- _ACTIVITY LIST_
1) Duplicate the passage on the equity outlook, everything from "Goldman Sachs Group" down to "staying overweight cash.".
2) Answer these questions using the passage on the equity outlook:
(a) Which asset does Goldman stay overweight in while cutting equities?
(b) What does BlackRock prefer in the short term?
(c) How much value have the MSCI World Index's members lost since a mid-September peak?

- _EXTRACT TO READ_
● ● ● ● ●
Goldman Sachs Group Inc. and BlackRock Inc. are turning more bearish on equities for the short term, warning that markets are yet to price in the risk of a global recession.
Flagging rising real yields as a major headwind, Goldman strategists cut equities to underweight in the U.S. investment bank's global allocation over the next three months while staying overweight cash.
BlackRock is advising investors to "shun most stocks," adding that it is tactically underweight developed-market shares and prefers credit in the short term.
"Current levels of equity valuations may not fully reflect related risks and might have to decline further to reach a market trough," Goldman strategists including Christian Mueller-Glissmann wrote in a note Monday. Goldman's market-implied recession probability has risen to above 40% following the recent bond sell-off, "which historically has indicated elevated equity drawdown risk," they wrote.
Similar concerns are being echoed by Morgan Stanley and JPMorgan Asset Management after central bankers from the US to Europe touted their resolve to fight inflation, sending global stocks into a free fall over the past few days.
Little respite seems to be in sight even as the MSCI World Index's members have lost more than $8 trillion in value since a mid-September peak amid a surge in US yields and the dollar.
● ● ● ● ●
(Records taken from a dataset)
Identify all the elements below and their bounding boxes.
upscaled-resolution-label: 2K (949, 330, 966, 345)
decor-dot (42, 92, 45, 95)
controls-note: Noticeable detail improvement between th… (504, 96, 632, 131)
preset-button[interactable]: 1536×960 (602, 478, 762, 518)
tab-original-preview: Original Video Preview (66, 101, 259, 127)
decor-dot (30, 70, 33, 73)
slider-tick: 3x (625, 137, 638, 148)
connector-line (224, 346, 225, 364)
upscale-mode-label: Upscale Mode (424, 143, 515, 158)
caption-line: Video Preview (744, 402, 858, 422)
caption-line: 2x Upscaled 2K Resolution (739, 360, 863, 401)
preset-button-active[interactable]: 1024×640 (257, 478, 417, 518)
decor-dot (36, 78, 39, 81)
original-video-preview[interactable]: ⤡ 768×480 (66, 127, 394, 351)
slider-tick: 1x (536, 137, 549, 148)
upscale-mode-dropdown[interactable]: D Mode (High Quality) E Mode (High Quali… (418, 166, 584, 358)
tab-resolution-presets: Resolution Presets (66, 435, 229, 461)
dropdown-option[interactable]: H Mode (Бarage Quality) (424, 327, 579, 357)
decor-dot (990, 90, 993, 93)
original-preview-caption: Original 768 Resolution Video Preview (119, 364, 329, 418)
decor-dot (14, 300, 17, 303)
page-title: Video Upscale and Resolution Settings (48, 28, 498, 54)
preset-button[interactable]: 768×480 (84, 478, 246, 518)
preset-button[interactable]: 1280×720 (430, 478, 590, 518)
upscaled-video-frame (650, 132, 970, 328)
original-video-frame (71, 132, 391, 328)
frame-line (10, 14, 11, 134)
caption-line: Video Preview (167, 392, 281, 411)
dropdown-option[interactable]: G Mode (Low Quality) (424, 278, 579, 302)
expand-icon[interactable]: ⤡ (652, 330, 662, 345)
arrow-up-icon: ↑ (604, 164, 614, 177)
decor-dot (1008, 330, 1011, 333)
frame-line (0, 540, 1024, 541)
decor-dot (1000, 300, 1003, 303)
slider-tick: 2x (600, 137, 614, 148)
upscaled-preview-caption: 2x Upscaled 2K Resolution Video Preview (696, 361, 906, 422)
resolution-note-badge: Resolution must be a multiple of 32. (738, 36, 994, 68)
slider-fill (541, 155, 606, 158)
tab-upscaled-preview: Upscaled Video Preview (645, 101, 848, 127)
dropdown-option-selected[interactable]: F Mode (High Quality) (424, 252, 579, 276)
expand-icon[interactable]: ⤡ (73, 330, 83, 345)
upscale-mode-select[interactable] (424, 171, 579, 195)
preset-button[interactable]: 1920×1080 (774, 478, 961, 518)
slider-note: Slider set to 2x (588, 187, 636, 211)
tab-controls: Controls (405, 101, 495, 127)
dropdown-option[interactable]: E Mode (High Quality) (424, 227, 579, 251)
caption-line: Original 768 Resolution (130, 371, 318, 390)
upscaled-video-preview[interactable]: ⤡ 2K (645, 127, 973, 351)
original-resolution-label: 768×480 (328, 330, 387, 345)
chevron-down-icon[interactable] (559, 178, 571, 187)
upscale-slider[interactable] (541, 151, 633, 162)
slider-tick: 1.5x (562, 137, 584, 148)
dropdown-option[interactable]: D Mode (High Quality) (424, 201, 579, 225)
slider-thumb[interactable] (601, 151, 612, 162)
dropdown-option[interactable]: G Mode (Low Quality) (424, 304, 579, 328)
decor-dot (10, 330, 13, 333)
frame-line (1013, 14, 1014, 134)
● ● ● ● ●
- _ANSWERS TO THIS EXERCISE_
1)
Goldman Sachs Group Inc. and BlackRock Inc. are turning more bearish on equities for the short term, warning that markets are yet to price in the risk of a global recession.
Flagging rising real yields as a major headwind, Goldman strategists cut equities to underweight in the U.S. investment bank's global allocation over the next three months while staying overweight cash.

2)
(a) Cash
(b) Credit
(c) More than $8 trillion